**What you are asked to do:**
Copy each line in which the string "rank" occurs.

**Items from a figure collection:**
↓↓↓

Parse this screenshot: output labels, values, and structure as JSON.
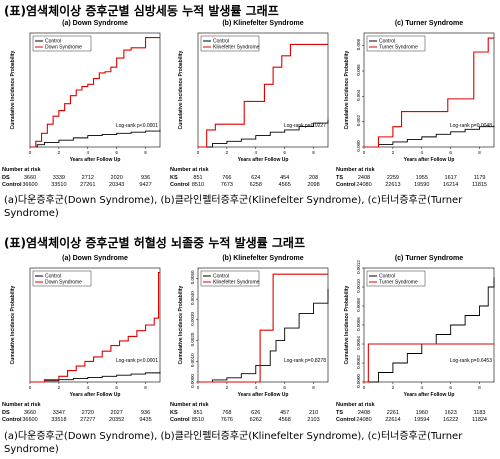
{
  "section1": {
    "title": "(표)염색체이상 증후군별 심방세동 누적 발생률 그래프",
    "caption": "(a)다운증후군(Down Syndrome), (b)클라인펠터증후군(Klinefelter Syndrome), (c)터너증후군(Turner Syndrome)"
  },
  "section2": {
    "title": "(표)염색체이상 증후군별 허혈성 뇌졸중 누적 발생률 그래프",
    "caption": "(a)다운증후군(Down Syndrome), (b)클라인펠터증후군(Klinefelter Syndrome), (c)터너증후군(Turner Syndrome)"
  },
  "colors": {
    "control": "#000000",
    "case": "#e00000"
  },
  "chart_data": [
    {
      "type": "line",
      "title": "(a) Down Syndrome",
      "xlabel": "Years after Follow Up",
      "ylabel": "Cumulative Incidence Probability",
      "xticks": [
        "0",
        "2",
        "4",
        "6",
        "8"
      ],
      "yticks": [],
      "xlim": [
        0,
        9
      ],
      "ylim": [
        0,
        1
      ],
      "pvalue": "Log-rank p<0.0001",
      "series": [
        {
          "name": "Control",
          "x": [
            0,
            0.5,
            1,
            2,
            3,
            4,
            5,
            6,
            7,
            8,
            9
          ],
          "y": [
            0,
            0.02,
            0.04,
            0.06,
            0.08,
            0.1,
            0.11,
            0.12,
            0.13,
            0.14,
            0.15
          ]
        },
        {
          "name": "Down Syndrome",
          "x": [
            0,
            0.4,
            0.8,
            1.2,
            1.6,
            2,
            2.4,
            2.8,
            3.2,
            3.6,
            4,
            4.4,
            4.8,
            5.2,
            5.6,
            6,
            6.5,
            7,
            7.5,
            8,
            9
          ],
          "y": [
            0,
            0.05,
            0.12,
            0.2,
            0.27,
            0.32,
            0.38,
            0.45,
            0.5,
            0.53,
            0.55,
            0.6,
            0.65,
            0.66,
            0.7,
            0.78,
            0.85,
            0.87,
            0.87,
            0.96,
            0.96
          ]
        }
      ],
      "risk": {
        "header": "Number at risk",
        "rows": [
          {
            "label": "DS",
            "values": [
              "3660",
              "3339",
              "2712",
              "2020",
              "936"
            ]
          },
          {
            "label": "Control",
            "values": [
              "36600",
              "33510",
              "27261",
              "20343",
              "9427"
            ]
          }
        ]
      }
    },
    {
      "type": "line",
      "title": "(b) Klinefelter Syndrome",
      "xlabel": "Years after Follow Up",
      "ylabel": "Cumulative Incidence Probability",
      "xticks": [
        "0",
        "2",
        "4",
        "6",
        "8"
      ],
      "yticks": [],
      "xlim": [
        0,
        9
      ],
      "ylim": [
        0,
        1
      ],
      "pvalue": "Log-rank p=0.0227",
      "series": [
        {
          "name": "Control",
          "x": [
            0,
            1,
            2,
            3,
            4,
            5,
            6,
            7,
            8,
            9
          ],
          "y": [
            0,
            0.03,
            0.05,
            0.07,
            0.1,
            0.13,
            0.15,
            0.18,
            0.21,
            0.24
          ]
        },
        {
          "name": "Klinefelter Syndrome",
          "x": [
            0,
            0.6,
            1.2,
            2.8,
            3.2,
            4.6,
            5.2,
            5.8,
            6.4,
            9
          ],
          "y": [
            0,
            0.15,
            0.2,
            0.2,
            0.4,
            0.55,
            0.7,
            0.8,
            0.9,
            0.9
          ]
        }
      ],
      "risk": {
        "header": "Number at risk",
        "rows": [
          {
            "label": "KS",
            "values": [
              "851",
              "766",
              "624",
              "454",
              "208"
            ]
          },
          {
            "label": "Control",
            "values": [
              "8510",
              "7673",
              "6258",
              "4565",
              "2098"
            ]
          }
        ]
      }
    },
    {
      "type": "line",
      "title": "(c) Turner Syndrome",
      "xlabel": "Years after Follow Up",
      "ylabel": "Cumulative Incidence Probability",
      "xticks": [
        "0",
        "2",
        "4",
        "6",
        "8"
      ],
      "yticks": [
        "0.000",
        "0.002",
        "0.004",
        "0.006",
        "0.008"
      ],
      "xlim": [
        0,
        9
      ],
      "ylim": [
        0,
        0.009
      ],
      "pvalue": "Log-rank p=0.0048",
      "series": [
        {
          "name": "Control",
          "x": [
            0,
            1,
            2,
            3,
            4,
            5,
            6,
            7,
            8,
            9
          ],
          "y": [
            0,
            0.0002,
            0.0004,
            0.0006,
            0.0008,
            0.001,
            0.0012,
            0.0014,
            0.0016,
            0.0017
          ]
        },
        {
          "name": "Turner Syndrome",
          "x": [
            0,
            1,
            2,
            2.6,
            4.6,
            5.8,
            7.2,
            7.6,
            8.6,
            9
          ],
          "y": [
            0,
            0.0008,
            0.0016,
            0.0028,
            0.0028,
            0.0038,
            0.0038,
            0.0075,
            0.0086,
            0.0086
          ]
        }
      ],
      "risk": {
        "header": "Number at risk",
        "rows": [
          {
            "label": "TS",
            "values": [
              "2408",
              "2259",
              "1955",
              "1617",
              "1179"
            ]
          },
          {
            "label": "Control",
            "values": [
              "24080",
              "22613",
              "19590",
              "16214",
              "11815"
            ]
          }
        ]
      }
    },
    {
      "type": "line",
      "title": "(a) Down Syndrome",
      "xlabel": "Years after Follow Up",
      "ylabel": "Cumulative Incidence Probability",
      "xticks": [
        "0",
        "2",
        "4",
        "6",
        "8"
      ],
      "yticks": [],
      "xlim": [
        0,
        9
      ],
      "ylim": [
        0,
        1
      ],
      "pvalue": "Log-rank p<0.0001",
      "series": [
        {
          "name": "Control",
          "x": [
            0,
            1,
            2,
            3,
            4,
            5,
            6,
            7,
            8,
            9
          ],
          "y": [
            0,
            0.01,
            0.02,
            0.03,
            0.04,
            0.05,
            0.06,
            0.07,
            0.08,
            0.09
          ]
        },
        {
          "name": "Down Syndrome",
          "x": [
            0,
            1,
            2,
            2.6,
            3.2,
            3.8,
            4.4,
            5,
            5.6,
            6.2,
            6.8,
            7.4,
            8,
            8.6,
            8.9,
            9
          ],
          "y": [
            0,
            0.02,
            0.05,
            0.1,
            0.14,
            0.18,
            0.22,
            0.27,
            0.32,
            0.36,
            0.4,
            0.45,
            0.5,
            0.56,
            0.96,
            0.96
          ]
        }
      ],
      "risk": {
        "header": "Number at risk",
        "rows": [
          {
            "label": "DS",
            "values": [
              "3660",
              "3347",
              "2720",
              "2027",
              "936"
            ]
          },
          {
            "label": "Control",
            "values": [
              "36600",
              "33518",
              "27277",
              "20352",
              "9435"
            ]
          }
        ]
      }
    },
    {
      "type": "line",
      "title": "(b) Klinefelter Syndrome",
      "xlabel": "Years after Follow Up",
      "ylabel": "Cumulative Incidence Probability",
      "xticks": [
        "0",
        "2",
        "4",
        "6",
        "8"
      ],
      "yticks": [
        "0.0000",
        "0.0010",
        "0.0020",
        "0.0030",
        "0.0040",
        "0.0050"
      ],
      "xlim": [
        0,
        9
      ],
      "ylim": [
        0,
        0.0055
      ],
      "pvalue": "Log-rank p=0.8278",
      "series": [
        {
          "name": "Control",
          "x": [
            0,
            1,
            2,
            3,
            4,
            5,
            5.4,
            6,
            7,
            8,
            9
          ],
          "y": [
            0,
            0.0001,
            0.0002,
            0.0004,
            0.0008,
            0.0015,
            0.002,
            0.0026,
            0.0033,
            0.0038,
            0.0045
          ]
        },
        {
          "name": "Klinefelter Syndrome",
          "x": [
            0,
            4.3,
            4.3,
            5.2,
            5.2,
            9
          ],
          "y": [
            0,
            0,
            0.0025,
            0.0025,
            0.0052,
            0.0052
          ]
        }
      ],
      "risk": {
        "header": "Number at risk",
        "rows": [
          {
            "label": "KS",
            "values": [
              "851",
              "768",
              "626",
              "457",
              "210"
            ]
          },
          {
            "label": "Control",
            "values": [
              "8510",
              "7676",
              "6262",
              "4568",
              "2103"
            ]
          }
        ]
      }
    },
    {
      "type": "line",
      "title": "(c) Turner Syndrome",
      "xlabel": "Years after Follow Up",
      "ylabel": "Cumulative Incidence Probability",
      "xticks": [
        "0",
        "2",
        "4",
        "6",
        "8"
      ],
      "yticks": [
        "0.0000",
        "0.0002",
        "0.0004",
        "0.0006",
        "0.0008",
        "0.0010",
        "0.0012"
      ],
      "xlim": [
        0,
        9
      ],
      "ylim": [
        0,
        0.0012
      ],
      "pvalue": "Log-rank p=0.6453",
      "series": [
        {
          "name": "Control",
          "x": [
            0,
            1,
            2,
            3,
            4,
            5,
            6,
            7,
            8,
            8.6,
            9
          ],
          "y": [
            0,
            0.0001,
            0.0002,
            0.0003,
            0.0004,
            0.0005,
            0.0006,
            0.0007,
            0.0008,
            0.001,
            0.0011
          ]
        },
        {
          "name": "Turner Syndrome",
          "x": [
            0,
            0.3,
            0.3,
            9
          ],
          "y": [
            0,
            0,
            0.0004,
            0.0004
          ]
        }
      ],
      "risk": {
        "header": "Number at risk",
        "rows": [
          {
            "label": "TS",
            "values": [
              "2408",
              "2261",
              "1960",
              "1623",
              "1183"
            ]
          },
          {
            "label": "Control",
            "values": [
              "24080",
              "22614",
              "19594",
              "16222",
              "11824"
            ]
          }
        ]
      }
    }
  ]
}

↑↑↑

**Exercise response:**
      "pvalue": "Log-rank p<0.0001",
      "pvalue": "Log-rank p=0.0227",
      "pvalue": "Log-rank p=0.0048",
      "pvalue": "Log-rank p<0.0001",
      "pvalue": "Log-rank p=0.8278",
      "pvalue": "Log-rank p=0.6453",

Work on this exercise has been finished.